Excerpts from a figure dataset
[Start of Attachment]
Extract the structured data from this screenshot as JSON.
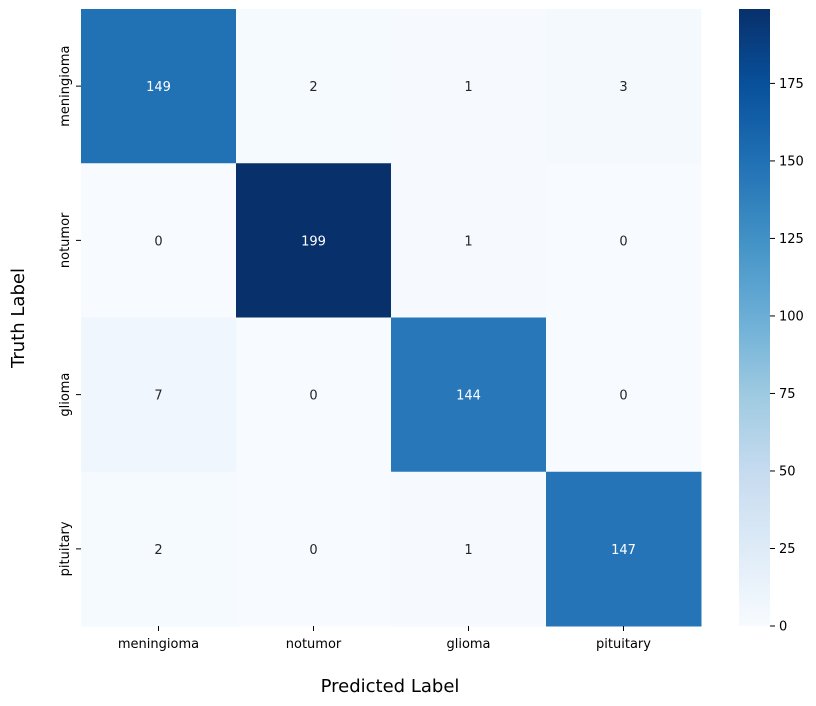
{
  "chart_data": {
    "type": "heatmap",
    "title": "",
    "xlabel": "Predicted Label",
    "ylabel": "Truth Label",
    "x_categories": [
      "meningioma",
      "notumor",
      "glioma",
      "pituitary"
    ],
    "y_categories": [
      "meningioma",
      "notumor",
      "glioma",
      "pituitary"
    ],
    "values": [
      [
        149,
        2,
        1,
        3
      ],
      [
        0,
        199,
        1,
        0
      ],
      [
        7,
        0,
        144,
        0
      ],
      [
        2,
        0,
        1,
        147
      ]
    ],
    "colormap": "Blues",
    "color_range": [
      0,
      199
    ],
    "colorbar_ticks": [
      0,
      25,
      50,
      75,
      100,
      125,
      150,
      175
    ],
    "annotations": true,
    "grid": false
  }
}
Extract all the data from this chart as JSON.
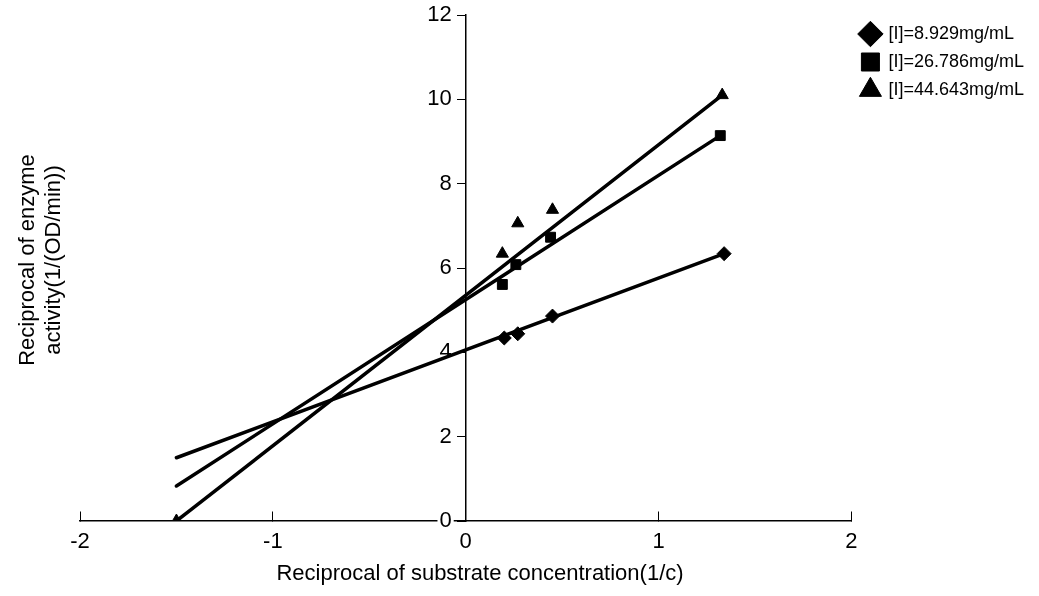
{
  "chart_data": {
    "type": "scatter",
    "xlabel": "Reciprocal of substrate concentration(1/c)",
    "ylabel": "Reciprocal of enzyme\nactivity(1/(OD/min))",
    "xlim": [
      -2,
      2
    ],
    "ylim": [
      0,
      12
    ],
    "xticks": [
      -2,
      -1,
      0,
      1,
      2
    ],
    "yticks": [
      0,
      2,
      4,
      6,
      8,
      10,
      12
    ],
    "legend": "top right",
    "series": [
      {
        "name": "[I]=8.929mg/mL",
        "color": "#000000",
        "marker": "diamond",
        "x": [
          0.2,
          0.27,
          0.45,
          1.34
        ],
        "values": [
          4.34,
          4.44,
          4.86,
          6.34
        ]
      },
      {
        "name": "[I]=26.786mg/mL",
        "color": "#000000",
        "marker": "square",
        "x": [
          0.19,
          0.26,
          0.44,
          1.32
        ],
        "values": [
          5.61,
          6.08,
          6.73,
          9.14
        ]
      },
      {
        "name": "[I]=44.643mg/mL",
        "color": "#000000",
        "marker": "triangle",
        "x": [
          -1.5,
          0.19,
          0.27,
          0.45,
          1.33
        ],
        "values": [
          0,
          6.34,
          7.06,
          7.38,
          10.1
        ]
      },
      {
        "type": "line",
        "color": "#000000",
        "marker": "none",
        "line_style": "solid",
        "x": [
          -1.5,
          1.34
        ],
        "values": [
          1.5,
          6.34
        ]
      },
      {
        "type": "line",
        "color": "#000000",
        "marker": "none",
        "line_style": "solid",
        "x": [
          -1.5,
          1.32
        ],
        "values": [
          0.83,
          9.14
        ]
      },
      {
        "type": "line",
        "color": "#000000",
        "marker": "none",
        "line_style": "solid",
        "x": [
          -1.5,
          1.33
        ],
        "values": [
          0,
          10.1
        ]
      }
    ]
  }
}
[End of Attachment]
## [TASK OBJECTIVE]
Print all entries exactly. The images do not belong in the copy.

## [PROBLEM SOLUTION]
Extract the structured data from this screenshot as JSON.
{
  "chart_data": {
    "type": "heatmap",
    "title": "",
    "xlabel": "Predicted Label",
    "ylabel": "Truth Label",
    "x_categories": [
      "meningioma",
      "notumor",
      "glioma",
      "pituitary"
    ],
    "y_categories": [
      "meningioma",
      "notumor",
      "glioma",
      "pituitary"
    ],
    "values": [
      [
        149,
        2,
        1,
        3
      ],
      [
        0,
        199,
        1,
        0
      ],
      [
        7,
        0,
        144,
        0
      ],
      [
        2,
        0,
        1,
        147
      ]
    ],
    "colormap": "Blues",
    "color_range": [
      0,
      199
    ],
    "colorbar_ticks": [
      0,
      25,
      50,
      75,
      100,
      125,
      150,
      175
    ],
    "annotations": true,
    "grid": false
  }
}
Extract all the data from this chart as JSON.
{
  "chart_data": {
    "type": "scatter",
    "xlabel": "Reciprocal of substrate concentration(1/c)",
    "ylabel": "Reciprocal of enzyme\nactivity(1/(OD/min))",
    "xlim": [
      -2,
      2
    ],
    "ylim": [
      0,
      12
    ],
    "xticks": [
      -2,
      -1,
      0,
      1,
      2
    ],
    "yticks": [
      0,
      2,
      4,
      6,
      8,
      10,
      12
    ],
    "legend": "top right",
    "series": [
      {
        "name": "[I]=8.929mg/mL",
        "color": "#000000",
        "marker": "diamond",
        "x": [
          0.2,
          0.27,
          0.45,
          1.34
        ],
        "values": [
          4.34,
          4.44,
          4.86,
          6.34
        ]
      },
      {
        "name": "[I]=26.786mg/mL",
        "color": "#000000",
        "marker": "square",
        "x": [
          0.19,
          0.26,
          0.44,
          1.32
        ],
        "values": [
          5.61,
          6.08,
          6.73,
          9.14
        ]
      },
      {
        "name": "[I]=44.643mg/mL",
        "color": "#000000",
        "marker": "triangle",
        "x": [
          -1.5,
          0.19,
          0.27,
          0.45,
          1.33
        ],
        "values": [
          0,
          6.34,
          7.06,
          7.38,
          10.1
        ]
      },
      {
        "type": "line",
        "color": "#000000",
        "marker": "none",
        "line_style": "solid",
        "x": [
          -1.5,
          1.34
        ],
        "values": [
          1.5,
          6.34
        ]
      },
      {
        "type": "line",
        "color": "#000000",
        "marker": "none",
        "line_style": "solid",
        "x": [
          -1.5,
          1.32
        ],
        "values": [
          0.83,
          9.14
        ]
      },
      {
        "type": "line",
        "color": "#000000",
        "marker": "none",
        "line_style": "solid",
        "x": [
          -1.5,
          1.33
        ],
        "values": [
          0,
          10.1
        ]
      }
    ]
  }
}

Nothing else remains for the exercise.